- **Task**:
Whenever a line below holds the word "Distance", copy that line.

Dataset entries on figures

········

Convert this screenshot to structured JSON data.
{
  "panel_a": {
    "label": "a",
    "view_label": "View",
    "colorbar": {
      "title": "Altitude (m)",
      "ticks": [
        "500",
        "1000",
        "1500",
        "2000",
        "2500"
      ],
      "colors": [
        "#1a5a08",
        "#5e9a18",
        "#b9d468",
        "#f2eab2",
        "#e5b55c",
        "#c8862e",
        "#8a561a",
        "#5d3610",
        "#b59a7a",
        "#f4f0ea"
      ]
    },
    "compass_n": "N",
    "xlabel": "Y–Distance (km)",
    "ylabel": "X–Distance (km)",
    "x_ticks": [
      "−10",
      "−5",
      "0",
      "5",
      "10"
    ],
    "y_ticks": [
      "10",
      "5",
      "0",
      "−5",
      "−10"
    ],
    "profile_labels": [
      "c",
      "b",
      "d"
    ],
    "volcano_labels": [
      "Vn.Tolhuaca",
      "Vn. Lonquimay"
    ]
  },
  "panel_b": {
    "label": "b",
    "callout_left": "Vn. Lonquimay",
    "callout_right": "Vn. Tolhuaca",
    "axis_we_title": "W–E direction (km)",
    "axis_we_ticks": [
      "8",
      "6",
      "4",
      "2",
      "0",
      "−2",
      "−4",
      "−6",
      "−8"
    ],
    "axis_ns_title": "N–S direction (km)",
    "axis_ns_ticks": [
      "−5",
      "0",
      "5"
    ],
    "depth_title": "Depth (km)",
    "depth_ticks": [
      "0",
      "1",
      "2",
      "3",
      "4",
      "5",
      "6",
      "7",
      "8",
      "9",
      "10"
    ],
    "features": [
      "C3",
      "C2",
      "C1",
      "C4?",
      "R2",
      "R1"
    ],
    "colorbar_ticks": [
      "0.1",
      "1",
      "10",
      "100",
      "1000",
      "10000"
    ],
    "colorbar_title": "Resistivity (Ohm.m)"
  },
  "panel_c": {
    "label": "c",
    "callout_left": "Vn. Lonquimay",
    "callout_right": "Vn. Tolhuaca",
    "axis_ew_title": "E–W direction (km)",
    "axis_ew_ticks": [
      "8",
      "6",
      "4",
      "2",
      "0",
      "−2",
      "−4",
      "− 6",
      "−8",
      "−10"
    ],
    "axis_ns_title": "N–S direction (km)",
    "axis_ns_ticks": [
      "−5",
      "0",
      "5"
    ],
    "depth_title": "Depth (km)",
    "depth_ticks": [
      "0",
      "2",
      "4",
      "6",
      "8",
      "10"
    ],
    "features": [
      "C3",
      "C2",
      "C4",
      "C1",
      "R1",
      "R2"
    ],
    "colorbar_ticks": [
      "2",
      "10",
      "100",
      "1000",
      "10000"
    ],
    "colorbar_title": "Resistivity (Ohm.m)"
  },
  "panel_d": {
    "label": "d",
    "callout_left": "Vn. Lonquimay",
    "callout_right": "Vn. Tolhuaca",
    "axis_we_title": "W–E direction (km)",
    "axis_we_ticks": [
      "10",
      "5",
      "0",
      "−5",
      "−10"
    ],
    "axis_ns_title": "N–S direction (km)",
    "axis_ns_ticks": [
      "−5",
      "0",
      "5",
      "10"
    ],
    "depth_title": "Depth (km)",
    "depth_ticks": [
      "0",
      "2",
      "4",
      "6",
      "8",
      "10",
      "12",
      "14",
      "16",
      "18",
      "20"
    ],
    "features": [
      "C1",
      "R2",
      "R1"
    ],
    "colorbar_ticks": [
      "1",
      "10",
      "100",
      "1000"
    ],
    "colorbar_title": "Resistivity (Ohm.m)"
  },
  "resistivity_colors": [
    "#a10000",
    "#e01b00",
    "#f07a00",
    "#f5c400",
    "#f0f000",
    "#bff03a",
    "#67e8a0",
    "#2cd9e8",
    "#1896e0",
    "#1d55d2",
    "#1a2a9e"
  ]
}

········

- **Answer below**:
    "xlabel": "Y–Distance (km)",
    "ylabel": "X–Distance (km)",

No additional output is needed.